### What you are asked to do
Extract each line of the records below that contains the word "heading".

### Data for processing
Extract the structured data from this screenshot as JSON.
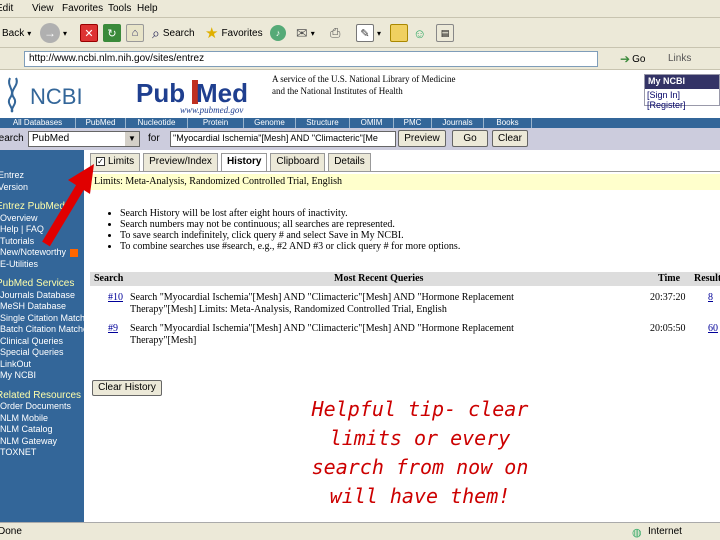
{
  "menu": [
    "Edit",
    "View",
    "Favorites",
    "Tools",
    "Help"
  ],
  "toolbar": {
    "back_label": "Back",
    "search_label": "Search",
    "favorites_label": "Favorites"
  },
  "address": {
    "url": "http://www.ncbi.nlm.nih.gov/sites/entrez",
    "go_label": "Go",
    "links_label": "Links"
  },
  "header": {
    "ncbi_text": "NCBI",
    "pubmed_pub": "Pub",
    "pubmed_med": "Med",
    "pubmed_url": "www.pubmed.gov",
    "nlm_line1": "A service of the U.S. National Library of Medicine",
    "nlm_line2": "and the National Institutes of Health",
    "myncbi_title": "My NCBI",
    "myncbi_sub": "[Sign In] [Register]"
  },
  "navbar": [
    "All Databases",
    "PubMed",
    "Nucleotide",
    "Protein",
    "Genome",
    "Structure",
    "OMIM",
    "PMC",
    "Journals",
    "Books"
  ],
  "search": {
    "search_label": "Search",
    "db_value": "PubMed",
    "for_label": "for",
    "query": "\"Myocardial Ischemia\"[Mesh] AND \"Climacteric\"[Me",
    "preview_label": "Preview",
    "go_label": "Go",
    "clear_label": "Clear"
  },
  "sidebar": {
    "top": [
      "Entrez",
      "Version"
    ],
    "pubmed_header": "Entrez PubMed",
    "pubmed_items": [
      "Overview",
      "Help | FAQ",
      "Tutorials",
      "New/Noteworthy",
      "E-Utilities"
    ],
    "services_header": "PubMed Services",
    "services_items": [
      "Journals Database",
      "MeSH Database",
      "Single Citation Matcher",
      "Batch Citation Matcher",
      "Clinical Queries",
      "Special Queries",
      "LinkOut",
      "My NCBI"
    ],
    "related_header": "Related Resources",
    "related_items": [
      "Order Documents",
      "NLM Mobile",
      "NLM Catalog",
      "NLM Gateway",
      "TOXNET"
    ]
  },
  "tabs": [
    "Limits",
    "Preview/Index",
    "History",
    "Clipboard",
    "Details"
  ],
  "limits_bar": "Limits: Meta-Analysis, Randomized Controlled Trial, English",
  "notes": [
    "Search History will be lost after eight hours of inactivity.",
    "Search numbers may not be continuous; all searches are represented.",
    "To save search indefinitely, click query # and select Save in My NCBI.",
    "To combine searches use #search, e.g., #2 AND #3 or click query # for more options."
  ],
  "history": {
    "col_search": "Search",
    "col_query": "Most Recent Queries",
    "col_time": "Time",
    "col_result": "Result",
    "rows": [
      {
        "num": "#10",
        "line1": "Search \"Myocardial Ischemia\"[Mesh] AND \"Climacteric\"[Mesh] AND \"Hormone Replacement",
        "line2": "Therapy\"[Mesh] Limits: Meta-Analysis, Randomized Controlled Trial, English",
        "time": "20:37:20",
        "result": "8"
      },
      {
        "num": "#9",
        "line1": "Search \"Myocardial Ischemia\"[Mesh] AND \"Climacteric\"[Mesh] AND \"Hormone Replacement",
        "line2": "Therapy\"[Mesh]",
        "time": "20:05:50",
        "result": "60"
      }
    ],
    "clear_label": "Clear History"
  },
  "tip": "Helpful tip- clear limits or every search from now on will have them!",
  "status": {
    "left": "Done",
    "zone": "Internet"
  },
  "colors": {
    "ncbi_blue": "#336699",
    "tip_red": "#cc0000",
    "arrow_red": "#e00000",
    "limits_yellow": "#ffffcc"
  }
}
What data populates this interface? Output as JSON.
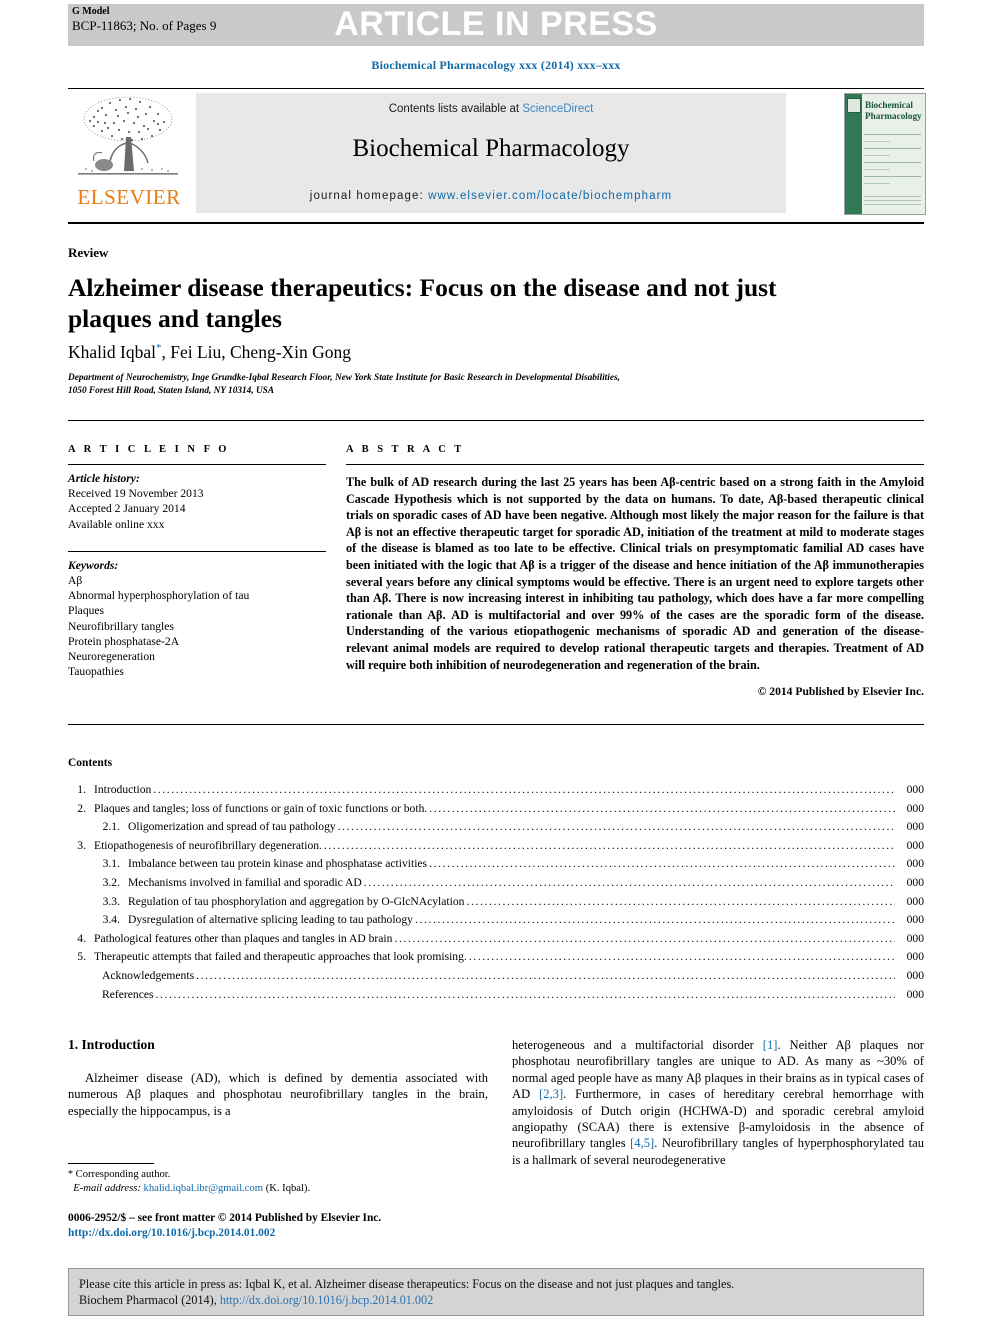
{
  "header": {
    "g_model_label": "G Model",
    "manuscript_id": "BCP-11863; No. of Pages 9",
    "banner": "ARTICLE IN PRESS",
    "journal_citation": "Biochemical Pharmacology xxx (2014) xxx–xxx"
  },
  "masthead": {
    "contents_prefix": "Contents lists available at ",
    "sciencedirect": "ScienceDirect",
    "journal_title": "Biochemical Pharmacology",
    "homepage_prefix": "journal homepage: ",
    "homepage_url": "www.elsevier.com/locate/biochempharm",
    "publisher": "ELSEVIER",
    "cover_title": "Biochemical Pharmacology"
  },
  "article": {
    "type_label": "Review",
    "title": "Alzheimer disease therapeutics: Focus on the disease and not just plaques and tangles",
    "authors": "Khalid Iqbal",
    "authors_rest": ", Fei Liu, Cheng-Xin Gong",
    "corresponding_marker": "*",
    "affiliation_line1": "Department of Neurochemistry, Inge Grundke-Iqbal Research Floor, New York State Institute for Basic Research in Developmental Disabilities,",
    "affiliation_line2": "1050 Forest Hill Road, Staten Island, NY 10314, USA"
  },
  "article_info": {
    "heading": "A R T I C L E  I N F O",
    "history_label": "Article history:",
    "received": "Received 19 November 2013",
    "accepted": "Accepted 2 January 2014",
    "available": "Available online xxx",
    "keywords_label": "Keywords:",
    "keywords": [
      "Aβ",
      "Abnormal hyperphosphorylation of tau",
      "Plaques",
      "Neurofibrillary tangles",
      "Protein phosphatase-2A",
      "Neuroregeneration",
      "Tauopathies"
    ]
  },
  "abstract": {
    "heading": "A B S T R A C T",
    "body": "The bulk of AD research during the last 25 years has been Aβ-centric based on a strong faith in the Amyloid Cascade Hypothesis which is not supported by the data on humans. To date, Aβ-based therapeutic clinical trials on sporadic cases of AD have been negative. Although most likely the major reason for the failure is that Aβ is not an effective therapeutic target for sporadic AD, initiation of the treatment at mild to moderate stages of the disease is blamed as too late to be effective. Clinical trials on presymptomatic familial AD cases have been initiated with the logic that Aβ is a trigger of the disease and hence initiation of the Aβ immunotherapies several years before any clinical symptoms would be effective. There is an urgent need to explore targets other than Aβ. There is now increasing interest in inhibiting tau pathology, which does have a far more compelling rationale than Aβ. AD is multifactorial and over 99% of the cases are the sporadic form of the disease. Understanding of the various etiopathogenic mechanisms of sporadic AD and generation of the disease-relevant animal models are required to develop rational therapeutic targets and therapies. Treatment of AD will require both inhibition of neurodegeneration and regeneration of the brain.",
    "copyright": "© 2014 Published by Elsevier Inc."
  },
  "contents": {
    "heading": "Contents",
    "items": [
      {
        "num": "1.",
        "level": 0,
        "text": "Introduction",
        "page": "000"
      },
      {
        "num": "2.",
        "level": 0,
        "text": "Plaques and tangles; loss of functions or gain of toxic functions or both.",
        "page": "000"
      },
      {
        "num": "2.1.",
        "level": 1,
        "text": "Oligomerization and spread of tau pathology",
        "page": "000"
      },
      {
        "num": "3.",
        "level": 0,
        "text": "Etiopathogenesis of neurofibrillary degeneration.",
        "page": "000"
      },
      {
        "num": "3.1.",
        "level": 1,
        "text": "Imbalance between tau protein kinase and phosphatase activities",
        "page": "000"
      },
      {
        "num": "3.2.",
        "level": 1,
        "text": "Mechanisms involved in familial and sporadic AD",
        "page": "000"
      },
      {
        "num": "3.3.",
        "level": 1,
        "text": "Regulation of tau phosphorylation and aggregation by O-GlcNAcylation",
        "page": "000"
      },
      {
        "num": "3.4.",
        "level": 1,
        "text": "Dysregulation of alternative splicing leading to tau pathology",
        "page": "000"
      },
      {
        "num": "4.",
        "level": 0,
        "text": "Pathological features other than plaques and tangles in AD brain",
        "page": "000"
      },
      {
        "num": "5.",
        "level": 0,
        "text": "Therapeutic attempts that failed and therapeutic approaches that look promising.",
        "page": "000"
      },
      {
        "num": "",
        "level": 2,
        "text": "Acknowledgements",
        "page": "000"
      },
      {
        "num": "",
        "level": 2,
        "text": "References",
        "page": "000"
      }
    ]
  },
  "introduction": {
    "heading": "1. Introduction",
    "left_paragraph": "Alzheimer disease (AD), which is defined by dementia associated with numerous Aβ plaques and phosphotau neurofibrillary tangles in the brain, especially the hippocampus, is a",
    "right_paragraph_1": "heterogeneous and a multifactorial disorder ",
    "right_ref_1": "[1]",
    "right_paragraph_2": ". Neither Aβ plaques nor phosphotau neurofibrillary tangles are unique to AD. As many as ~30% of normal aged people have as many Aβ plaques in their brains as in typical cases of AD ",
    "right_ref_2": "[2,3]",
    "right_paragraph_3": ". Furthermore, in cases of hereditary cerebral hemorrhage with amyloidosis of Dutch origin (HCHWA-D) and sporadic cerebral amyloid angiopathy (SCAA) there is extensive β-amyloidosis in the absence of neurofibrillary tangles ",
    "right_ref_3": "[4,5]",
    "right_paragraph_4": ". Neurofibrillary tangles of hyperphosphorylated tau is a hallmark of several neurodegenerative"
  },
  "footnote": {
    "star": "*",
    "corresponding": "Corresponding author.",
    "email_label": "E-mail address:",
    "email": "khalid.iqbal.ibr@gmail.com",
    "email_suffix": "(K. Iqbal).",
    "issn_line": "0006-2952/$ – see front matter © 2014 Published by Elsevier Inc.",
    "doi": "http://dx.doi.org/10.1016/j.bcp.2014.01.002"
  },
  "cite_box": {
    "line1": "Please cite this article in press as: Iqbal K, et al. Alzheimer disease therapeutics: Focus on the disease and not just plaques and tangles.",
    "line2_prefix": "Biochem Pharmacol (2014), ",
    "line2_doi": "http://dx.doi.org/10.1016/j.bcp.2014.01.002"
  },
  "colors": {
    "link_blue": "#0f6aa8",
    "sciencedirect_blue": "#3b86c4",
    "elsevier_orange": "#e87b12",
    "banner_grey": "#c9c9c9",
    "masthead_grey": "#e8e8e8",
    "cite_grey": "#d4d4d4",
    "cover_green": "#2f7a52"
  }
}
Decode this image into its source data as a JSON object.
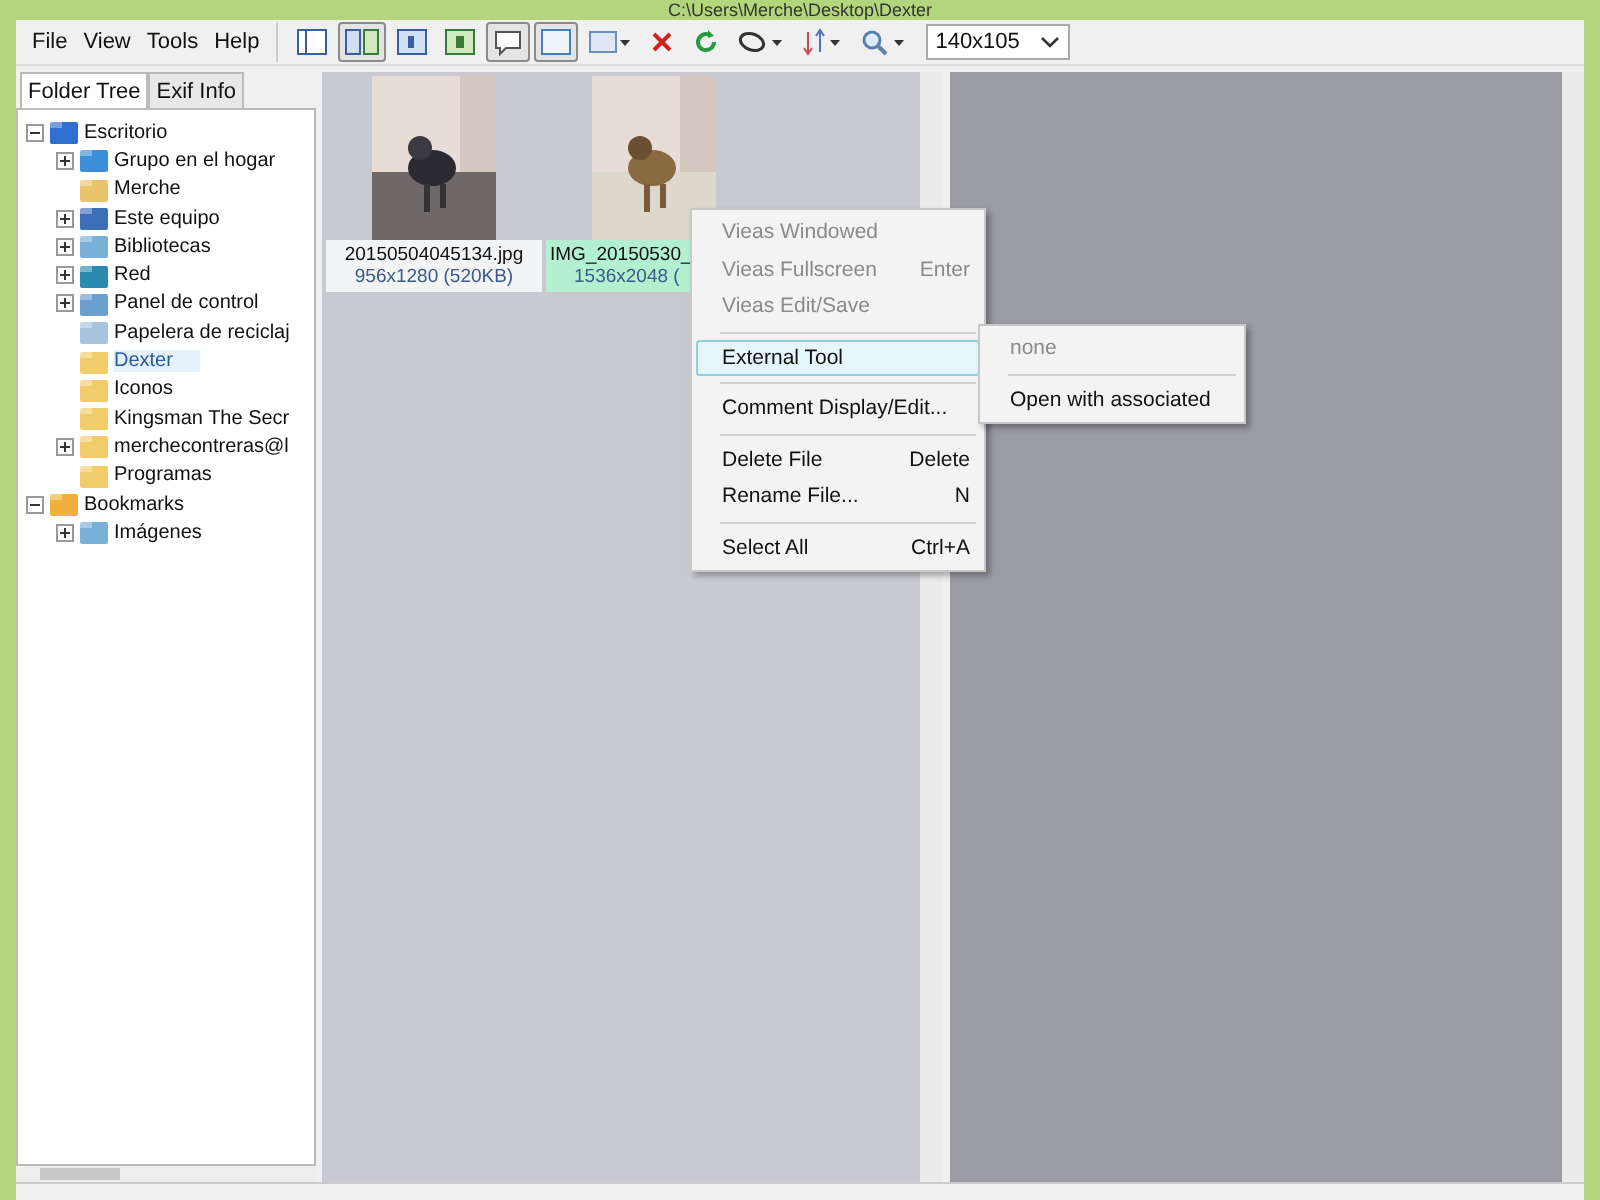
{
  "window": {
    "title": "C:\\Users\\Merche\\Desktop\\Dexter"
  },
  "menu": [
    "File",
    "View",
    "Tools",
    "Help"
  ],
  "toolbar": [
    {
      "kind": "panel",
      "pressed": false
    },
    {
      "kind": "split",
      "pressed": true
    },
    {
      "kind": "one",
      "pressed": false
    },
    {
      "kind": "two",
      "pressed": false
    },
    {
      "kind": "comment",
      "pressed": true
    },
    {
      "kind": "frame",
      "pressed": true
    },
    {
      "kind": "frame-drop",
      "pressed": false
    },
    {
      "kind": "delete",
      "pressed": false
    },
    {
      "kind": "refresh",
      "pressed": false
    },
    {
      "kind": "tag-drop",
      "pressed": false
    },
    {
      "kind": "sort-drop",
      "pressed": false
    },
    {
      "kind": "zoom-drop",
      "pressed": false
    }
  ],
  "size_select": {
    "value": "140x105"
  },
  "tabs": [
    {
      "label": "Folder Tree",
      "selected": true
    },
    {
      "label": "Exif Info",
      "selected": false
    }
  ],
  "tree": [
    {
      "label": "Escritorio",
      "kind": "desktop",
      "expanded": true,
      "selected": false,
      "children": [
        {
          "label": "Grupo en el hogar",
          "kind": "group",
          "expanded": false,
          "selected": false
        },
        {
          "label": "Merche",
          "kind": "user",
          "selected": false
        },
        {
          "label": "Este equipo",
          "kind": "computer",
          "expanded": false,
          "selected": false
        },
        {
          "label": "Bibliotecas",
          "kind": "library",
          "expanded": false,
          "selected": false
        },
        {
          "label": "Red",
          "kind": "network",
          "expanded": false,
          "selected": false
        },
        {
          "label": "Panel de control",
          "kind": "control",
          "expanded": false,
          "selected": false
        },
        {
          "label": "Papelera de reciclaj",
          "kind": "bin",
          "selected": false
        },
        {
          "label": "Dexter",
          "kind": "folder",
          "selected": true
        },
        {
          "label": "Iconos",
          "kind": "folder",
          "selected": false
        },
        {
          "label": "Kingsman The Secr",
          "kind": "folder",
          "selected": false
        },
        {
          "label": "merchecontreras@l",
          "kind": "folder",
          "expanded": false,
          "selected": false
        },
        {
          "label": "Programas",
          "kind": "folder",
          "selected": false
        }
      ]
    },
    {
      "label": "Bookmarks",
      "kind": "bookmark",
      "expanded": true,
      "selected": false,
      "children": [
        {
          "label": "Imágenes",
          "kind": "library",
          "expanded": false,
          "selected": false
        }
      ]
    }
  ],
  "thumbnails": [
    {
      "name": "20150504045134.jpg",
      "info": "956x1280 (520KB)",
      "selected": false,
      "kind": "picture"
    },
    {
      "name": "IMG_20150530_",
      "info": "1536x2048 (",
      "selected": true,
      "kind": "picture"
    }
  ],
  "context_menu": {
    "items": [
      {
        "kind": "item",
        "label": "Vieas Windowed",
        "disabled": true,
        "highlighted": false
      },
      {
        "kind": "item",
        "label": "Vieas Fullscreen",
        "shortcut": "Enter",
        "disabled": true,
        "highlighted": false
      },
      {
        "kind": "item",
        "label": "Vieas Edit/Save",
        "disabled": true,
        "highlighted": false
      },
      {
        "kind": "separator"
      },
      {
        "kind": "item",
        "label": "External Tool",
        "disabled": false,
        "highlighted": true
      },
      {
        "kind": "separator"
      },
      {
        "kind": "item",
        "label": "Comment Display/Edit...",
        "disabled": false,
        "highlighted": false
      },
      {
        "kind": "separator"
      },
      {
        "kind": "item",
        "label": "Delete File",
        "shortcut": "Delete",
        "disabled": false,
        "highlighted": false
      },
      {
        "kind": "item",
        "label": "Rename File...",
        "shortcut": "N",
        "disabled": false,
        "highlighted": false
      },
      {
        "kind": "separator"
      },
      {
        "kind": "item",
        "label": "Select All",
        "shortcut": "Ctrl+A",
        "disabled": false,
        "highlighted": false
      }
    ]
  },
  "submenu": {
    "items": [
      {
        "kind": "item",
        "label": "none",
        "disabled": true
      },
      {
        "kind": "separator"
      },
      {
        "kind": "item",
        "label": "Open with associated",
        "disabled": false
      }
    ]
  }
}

### Final answer
    "heading": "A R T I C L E  I N F O",
    "heading": "A B S T R A C T",
    "heading": "Contents",
    "heading": "1. Introduction",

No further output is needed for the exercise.